● **EXERCISE DETAILS**
Of all the lines in the data below, how many contain "true"? Report that number alone.

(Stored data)
****************************************

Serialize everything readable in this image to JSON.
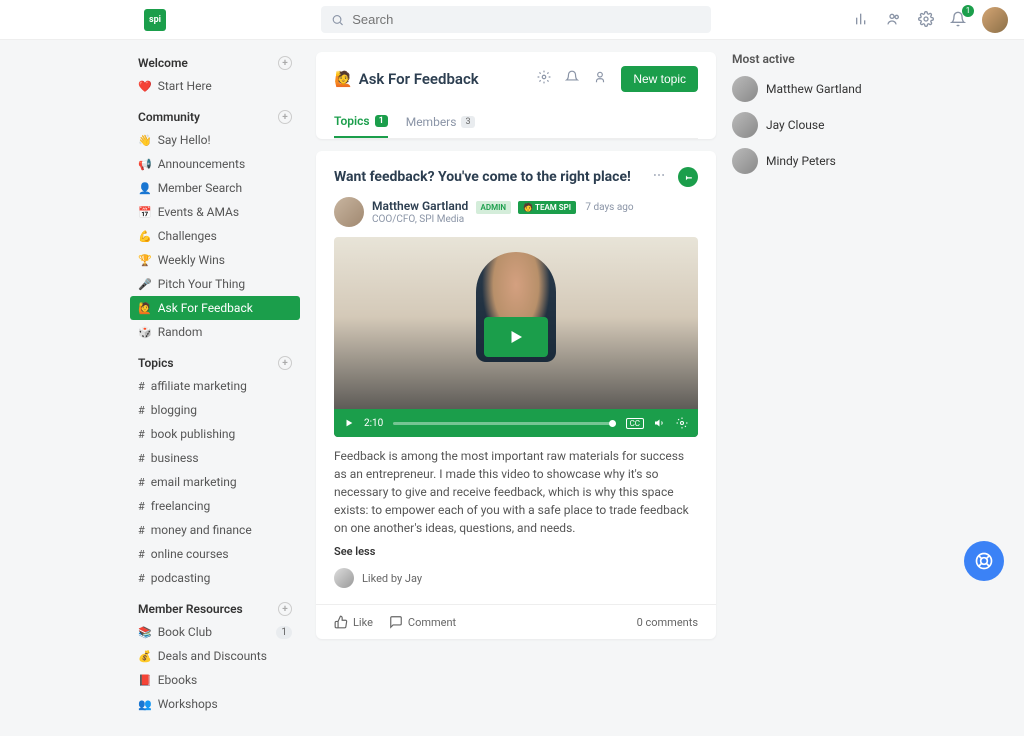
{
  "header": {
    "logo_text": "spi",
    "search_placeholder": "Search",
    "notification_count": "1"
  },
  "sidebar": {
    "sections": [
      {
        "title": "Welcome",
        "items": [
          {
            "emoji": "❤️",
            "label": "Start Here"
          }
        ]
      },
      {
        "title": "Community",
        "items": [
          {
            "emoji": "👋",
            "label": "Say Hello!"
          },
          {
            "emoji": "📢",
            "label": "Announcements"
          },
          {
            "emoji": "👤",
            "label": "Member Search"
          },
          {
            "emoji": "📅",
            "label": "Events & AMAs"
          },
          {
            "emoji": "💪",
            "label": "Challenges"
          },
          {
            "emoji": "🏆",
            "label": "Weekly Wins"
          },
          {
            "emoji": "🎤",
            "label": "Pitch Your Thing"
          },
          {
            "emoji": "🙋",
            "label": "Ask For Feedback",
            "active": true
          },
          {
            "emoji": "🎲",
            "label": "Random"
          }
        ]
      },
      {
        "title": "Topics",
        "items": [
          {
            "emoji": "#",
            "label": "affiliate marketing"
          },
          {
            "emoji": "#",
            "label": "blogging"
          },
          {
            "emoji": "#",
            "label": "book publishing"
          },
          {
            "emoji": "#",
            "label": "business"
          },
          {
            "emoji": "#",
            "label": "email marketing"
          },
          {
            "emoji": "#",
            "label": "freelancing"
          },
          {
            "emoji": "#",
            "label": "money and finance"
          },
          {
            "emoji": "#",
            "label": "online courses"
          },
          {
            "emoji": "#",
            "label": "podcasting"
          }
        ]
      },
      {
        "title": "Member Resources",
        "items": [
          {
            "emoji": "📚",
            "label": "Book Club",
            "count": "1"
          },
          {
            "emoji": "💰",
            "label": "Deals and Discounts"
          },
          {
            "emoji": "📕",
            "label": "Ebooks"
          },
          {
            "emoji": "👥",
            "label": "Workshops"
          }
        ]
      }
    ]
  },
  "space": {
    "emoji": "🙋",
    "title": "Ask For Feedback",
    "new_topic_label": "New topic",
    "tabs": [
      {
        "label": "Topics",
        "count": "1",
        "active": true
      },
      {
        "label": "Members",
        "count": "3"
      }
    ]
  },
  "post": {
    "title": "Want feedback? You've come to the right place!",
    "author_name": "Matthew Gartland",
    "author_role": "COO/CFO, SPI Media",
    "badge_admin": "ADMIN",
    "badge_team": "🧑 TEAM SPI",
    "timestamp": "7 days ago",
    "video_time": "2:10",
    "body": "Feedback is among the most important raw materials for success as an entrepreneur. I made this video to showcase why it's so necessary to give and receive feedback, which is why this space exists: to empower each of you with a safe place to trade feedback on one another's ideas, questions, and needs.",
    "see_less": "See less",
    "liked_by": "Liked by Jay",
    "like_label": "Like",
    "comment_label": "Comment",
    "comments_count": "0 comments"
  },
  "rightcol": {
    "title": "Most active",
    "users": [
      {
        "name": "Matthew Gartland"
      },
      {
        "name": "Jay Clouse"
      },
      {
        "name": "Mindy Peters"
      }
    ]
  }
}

****************************************

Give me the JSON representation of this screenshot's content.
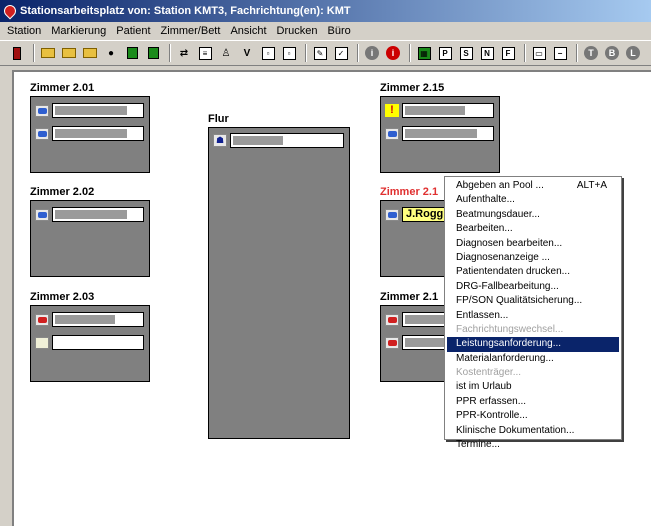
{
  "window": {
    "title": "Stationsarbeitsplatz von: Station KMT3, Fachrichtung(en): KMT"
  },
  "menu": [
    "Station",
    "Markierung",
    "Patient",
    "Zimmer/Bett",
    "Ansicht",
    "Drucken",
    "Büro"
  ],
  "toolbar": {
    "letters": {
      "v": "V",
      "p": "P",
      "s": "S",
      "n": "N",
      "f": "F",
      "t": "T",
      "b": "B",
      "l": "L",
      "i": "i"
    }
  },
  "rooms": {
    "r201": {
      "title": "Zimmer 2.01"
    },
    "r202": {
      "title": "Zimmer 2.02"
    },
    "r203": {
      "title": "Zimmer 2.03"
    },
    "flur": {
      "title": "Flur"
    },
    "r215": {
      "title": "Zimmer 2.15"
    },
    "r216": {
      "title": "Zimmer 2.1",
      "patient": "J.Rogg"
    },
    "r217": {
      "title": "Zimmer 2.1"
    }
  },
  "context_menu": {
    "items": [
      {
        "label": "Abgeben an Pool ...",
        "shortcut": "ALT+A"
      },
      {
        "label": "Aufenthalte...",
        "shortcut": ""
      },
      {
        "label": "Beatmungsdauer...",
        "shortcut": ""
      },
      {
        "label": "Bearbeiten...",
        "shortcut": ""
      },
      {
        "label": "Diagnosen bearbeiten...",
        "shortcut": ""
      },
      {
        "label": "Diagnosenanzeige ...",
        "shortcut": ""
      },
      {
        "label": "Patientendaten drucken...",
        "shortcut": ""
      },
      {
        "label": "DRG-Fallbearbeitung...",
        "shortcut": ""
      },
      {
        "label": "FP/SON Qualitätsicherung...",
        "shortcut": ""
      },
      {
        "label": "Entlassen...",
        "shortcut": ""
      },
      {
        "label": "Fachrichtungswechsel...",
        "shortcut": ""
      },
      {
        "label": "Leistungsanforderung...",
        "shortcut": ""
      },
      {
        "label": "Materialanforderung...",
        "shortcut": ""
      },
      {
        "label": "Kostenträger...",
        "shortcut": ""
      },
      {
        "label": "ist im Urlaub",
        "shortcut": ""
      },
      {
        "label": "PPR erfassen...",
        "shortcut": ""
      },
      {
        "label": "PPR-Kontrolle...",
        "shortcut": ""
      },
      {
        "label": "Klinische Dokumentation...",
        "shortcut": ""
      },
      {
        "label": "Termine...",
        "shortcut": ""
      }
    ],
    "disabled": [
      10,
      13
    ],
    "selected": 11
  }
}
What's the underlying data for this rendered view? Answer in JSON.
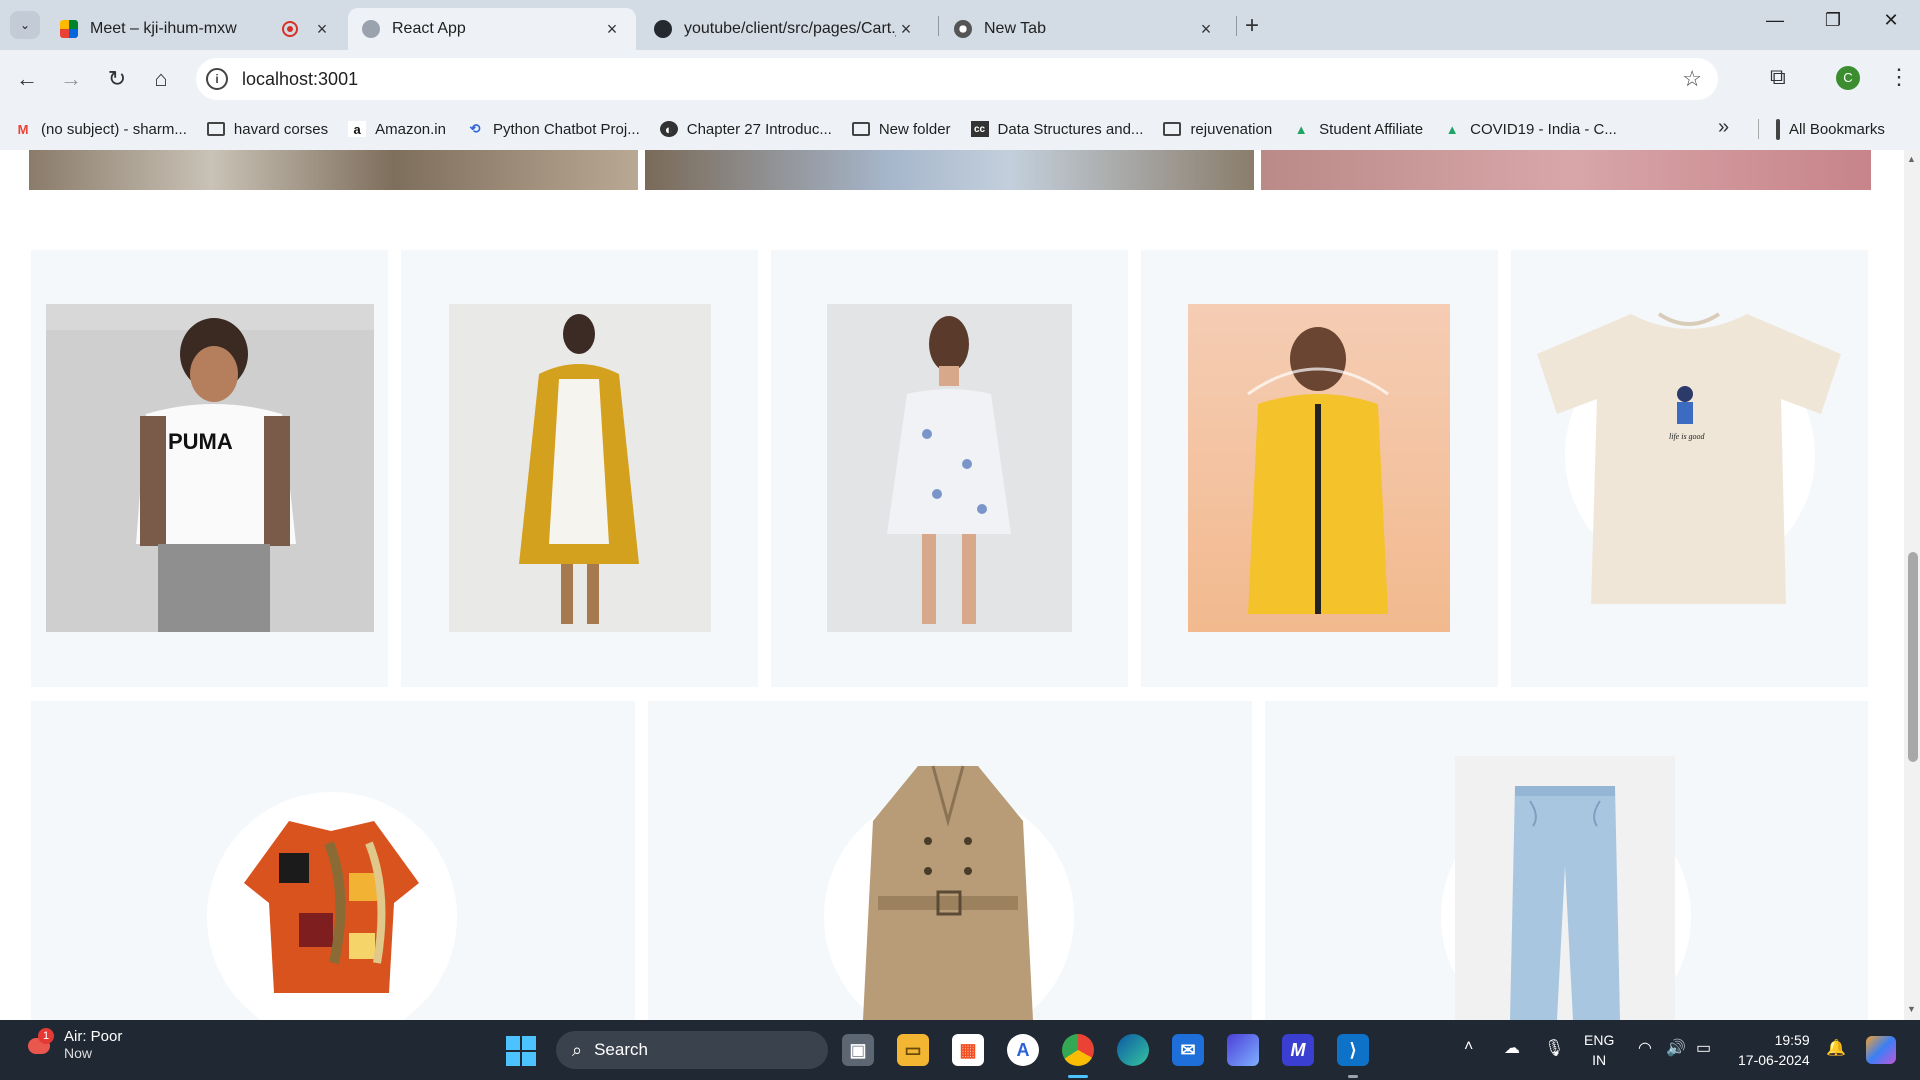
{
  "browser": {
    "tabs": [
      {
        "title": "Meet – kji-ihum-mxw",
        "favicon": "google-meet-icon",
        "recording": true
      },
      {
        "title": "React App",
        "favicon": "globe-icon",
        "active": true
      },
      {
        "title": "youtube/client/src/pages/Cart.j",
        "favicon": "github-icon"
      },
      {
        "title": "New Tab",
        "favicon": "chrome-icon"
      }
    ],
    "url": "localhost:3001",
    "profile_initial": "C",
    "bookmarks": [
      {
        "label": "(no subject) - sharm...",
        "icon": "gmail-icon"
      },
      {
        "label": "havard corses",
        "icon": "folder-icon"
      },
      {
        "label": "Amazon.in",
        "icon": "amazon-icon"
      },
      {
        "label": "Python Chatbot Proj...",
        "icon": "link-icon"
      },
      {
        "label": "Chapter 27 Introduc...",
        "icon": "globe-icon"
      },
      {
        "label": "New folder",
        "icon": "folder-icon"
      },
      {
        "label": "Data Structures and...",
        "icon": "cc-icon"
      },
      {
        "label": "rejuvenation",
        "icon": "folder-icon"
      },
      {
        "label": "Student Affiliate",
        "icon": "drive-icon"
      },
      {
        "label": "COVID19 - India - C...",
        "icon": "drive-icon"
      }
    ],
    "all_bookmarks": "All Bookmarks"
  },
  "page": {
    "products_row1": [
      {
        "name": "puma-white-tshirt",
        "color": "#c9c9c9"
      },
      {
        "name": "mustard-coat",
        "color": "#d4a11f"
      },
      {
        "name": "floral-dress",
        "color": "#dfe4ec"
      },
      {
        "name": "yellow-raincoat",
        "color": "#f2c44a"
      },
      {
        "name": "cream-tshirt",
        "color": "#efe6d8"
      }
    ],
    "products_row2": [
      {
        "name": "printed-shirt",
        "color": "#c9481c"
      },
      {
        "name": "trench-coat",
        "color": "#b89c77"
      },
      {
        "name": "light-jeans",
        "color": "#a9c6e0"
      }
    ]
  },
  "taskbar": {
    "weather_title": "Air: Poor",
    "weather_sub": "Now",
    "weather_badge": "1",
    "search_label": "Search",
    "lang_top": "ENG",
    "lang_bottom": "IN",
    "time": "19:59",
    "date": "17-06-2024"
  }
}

****************************************

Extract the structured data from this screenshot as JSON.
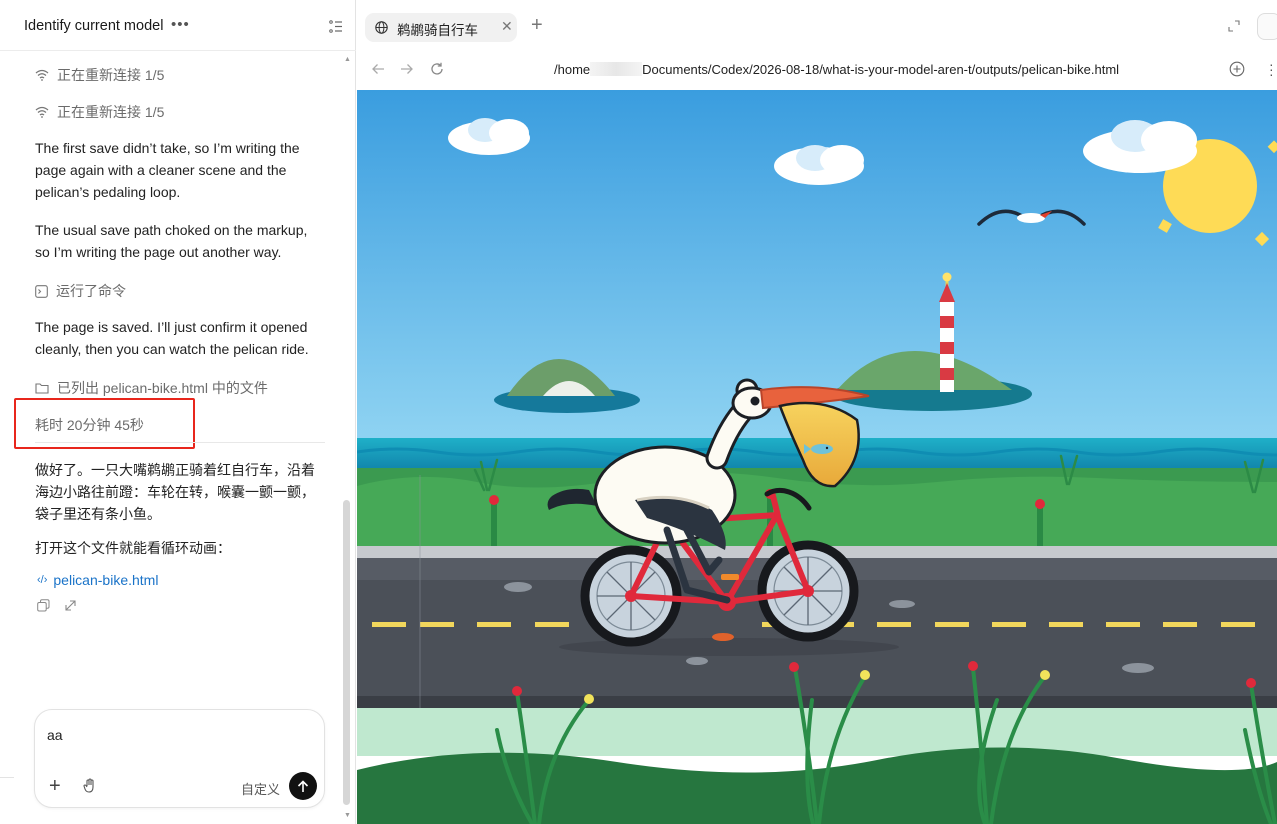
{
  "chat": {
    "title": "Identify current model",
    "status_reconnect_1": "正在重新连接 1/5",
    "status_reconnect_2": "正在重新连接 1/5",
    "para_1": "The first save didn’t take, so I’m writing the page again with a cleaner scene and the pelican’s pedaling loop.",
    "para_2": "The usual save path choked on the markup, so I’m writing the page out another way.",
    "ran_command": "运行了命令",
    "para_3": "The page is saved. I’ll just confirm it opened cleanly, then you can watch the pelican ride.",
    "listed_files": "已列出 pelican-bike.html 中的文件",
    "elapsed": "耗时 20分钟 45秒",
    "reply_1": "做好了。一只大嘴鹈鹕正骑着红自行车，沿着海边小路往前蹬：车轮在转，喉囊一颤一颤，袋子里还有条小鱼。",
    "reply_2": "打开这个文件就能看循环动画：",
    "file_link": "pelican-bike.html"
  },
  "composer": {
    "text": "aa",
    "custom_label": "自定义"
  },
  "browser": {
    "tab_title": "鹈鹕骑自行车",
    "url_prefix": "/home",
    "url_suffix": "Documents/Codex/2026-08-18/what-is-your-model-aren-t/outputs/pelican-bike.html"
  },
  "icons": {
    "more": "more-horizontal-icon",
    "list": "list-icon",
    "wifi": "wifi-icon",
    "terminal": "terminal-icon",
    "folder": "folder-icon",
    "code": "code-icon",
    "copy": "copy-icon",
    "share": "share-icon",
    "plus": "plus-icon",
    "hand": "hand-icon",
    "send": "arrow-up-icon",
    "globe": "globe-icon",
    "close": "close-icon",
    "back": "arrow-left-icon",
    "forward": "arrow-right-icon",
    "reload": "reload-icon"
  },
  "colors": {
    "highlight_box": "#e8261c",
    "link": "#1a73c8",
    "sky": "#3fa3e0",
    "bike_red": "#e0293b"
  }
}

****************************************

● **ANSWER FOR THE TASK**
4